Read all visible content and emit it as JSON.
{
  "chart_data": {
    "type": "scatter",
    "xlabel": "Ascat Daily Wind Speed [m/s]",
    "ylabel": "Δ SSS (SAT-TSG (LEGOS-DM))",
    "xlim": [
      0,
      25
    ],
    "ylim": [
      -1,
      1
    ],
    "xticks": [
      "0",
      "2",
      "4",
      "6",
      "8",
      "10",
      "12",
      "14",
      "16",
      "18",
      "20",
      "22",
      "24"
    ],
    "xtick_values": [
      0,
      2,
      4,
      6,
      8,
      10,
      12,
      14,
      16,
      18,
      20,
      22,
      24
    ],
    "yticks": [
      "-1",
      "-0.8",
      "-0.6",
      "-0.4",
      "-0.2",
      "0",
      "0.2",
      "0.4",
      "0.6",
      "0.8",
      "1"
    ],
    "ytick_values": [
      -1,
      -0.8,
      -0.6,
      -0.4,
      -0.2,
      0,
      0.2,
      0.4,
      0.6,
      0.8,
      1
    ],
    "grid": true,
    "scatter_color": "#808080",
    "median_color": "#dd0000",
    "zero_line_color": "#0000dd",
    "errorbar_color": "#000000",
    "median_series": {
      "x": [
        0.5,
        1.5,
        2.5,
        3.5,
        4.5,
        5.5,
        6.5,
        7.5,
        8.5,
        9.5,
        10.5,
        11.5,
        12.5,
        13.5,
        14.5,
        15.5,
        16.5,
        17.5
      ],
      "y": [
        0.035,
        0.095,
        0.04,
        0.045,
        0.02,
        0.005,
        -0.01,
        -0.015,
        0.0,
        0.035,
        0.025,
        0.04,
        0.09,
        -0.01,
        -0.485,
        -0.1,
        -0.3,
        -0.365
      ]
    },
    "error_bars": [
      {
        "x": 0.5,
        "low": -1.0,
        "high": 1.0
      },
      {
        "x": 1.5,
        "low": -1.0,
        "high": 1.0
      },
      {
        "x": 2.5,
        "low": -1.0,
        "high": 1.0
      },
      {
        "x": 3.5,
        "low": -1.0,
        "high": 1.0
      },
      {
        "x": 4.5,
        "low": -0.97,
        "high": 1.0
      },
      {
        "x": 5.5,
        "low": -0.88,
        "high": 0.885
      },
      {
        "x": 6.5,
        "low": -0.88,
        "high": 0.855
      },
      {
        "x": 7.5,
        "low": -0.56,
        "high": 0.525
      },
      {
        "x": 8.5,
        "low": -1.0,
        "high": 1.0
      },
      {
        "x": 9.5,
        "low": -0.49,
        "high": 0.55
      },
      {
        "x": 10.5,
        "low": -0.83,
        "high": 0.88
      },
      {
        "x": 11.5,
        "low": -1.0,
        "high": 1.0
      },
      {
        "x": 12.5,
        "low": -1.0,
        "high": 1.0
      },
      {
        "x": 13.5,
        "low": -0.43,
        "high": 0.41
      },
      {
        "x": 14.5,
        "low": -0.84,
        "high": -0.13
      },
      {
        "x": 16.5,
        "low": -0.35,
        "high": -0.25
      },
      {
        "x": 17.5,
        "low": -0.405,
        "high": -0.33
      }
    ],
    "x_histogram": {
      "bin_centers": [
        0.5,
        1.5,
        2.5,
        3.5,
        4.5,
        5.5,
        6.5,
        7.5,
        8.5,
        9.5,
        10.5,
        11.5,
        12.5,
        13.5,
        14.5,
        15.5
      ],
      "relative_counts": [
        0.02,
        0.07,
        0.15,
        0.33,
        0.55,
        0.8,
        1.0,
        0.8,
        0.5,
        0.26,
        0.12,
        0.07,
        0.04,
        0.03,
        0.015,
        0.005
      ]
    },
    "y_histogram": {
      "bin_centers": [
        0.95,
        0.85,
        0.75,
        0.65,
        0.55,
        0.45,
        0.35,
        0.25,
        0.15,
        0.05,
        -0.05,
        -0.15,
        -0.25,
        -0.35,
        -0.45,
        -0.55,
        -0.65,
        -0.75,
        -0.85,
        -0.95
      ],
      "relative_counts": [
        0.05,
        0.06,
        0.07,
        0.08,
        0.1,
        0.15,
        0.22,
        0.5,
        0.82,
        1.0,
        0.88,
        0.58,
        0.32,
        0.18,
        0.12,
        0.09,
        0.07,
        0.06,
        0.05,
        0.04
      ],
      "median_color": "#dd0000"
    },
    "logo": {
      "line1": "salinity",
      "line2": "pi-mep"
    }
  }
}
========================================
## YOUR TASK
Write out every record verbatim.

## OUTPUT
Read all visible content and emit it as JSON.
{
  "chart_data": {
    "type": "scatter",
    "xlabel": "Ascat Daily Wind Speed [m/s]",
    "ylabel": "Δ SSS (SAT-TSG (LEGOS-DM))",
    "xlim": [
      0,
      25
    ],
    "ylim": [
      -1,
      1
    ],
    "xticks": [
      "0",
      "2",
      "4",
      "6",
      "8",
      "10",
      "12",
      "14",
      "16",
      "18",
      "20",
      "22",
      "24"
    ],
    "xtick_values": [
      0,
      2,
      4,
      6,
      8,
      10,
      12,
      14,
      16,
      18,
      20,
      22,
      24
    ],
    "yticks": [
      "-1",
      "-0.8",
      "-0.6",
      "-0.4",
      "-0.2",
      "0",
      "0.2",
      "0.4",
      "0.6",
      "0.8",
      "1"
    ],
    "ytick_values": [
      -1,
      -0.8,
      -0.6,
      -0.4,
      -0.2,
      0,
      0.2,
      0.4,
      0.6,
      0.8,
      1
    ],
    "grid": true,
    "scatter_color": "#808080",
    "median_color": "#dd0000",
    "zero_line_color": "#0000dd",
    "errorbar_color": "#000000",
    "median_series": {
      "x": [
        0.5,
        1.5,
        2.5,
        3.5,
        4.5,
        5.5,
        6.5,
        7.5,
        8.5,
        9.5,
        10.5,
        11.5,
        12.5,
        13.5,
        14.5,
        15.5,
        16.5,
        17.5
      ],
      "y": [
        0.035,
        0.095,
        0.04,
        0.045,
        0.02,
        0.005,
        -0.01,
        -0.015,
        0.0,
        0.035,
        0.025,
        0.04,
        0.09,
        -0.01,
        -0.485,
        -0.1,
        -0.3,
        -0.365
      ]
    },
    "error_bars": [
      {
        "x": 0.5,
        "low": -1.0,
        "high": 1.0
      },
      {
        "x": 1.5,
        "low": -1.0,
        "high": 1.0
      },
      {
        "x": 2.5,
        "low": -1.0,
        "high": 1.0
      },
      {
        "x": 3.5,
        "low": -1.0,
        "high": 1.0
      },
      {
        "x": 4.5,
        "low": -0.97,
        "high": 1.0
      },
      {
        "x": 5.5,
        "low": -0.88,
        "high": 0.885
      },
      {
        "x": 6.5,
        "low": -0.88,
        "high": 0.855
      },
      {
        "x": 7.5,
        "low": -0.56,
        "high": 0.525
      },
      {
        "x": 8.5,
        "low": -1.0,
        "high": 1.0
      },
      {
        "x": 9.5,
        "low": -0.49,
        "high": 0.55
      },
      {
        "x": 10.5,
        "low": -0.83,
        "high": 0.88
      },
      {
        "x": 11.5,
        "low": -1.0,
        "high": 1.0
      },
      {
        "x": 12.5,
        "low": -1.0,
        "high": 1.0
      },
      {
        "x": 13.5,
        "low": -0.43,
        "high": 0.41
      },
      {
        "x": 14.5,
        "low": -0.84,
        "high": -0.13
      },
      {
        "x": 16.5,
        "low": -0.35,
        "high": -0.25
      },
      {
        "x": 17.5,
        "low": -0.405,
        "high": -0.33
      }
    ],
    "x_histogram": {
      "bin_centers": [
        0.5,
        1.5,
        2.5,
        3.5,
        4.5,
        5.5,
        6.5,
        7.5,
        8.5,
        9.5,
        10.5,
        11.5,
        12.5,
        13.5,
        14.5,
        15.5
      ],
      "relative_counts": [
        0.02,
        0.07,
        0.15,
        0.33,
        0.55,
        0.8,
        1.0,
        0.8,
        0.5,
        0.26,
        0.12,
        0.07,
        0.04,
        0.03,
        0.015,
        0.005
      ]
    },
    "y_histogram": {
      "bin_centers": [
        0.95,
        0.85,
        0.75,
        0.65,
        0.55,
        0.45,
        0.35,
        0.25,
        0.15,
        0.05,
        -0.05,
        -0.15,
        -0.25,
        -0.35,
        -0.45,
        -0.55,
        -0.65,
        -0.75,
        -0.85,
        -0.95
      ],
      "relative_counts": [
        0.05,
        0.06,
        0.07,
        0.08,
        0.1,
        0.15,
        0.22,
        0.5,
        0.82,
        1.0,
        0.88,
        0.58,
        0.32,
        0.18,
        0.12,
        0.09,
        0.07,
        0.06,
        0.05,
        0.04
      ],
      "median_color": "#dd0000"
    },
    "logo": {
      "line1": "salinity",
      "line2": "pi-mep"
    }
  }
}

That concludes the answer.